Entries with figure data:
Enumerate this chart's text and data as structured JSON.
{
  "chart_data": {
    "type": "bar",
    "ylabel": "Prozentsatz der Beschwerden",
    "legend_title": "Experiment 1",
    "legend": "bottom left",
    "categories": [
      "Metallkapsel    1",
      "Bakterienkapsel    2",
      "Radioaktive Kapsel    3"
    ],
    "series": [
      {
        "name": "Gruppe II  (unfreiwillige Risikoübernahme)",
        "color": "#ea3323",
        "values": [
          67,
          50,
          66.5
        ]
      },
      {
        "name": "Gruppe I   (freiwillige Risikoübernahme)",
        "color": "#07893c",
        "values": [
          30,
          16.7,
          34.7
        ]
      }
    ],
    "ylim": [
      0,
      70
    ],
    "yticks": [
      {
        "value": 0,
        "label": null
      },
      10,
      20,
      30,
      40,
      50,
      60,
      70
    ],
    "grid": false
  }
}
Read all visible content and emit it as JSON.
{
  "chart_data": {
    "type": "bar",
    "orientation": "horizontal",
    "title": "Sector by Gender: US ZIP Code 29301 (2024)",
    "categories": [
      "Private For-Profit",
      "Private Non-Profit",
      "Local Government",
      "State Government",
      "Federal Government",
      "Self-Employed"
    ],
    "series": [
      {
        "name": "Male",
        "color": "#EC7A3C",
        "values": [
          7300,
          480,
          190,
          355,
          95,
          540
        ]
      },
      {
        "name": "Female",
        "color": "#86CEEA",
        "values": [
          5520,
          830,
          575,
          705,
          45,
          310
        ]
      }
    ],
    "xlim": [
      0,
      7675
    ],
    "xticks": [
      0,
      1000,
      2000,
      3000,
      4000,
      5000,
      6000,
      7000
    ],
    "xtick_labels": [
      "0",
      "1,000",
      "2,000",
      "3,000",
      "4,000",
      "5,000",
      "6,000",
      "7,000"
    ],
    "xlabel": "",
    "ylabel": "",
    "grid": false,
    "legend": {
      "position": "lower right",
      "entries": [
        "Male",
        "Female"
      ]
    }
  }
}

== Exercise goal ==
In full and verbatim, repeat the records given above.

== The solution ==
Enumerate this chart's text and data as structured JSON.
{
  "chart_data": {
    "type": "bar",
    "ylabel": "Prozentsatz der Beschwerden",
    "legend_title": "Experiment 1",
    "legend": "bottom left",
    "categories": [
      "Metallkapsel    1",
      "Bakterienkapsel    2",
      "Radioaktive Kapsel    3"
    ],
    "series": [
      {
        "name": "Gruppe II  (unfreiwillige Risikoübernahme)",
        "color": "#ea3323",
        "values": [
          67,
          50,
          66.5
        ]
      },
      {
        "name": "Gruppe I   (freiwillige Risikoübernahme)",
        "color": "#07893c",
        "values": [
          30,
          16.7,
          34.7
        ]
      }
    ],
    "ylim": [
      0,
      70
    ],
    "yticks": [
      {
        "value": 0,
        "label": null
      },
      10,
      20,
      30,
      40,
      50,
      60,
      70
    ],
    "grid": false
  }
}
Read all visible content and emit it as JSON.
{
  "chart_data": {
    "type": "bar",
    "orientation": "horizontal",
    "title": "Sector by Gender: US ZIP Code 29301 (2024)",
    "categories": [
      "Private For-Profit",
      "Private Non-Profit",
      "Local Government",
      "State Government",
      "Federal Government",
      "Self-Employed"
    ],
    "series": [
      {
        "name": "Male",
        "color": "#EC7A3C",
        "values": [
          7300,
          480,
          190,
          355,
          95,
          540
        ]
      },
      {
        "name": "Female",
        "color": "#86CEEA",
        "values": [
          5520,
          830,
          575,
          705,
          45,
          310
        ]
      }
    ],
    "xlim": [
      0,
      7675
    ],
    "xticks": [
      0,
      1000,
      2000,
      3000,
      4000,
      5000,
      6000,
      7000
    ],
    "xtick_labels": [
      "0",
      "1,000",
      "2,000",
      "3,000",
      "4,000",
      "5,000",
      "6,000",
      "7,000"
    ],
    "xlabel": "",
    "ylabel": "",
    "grid": false,
    "legend": {
      "position": "lower right",
      "entries": [
        "Male",
        "Female"
      ]
    }
  }
}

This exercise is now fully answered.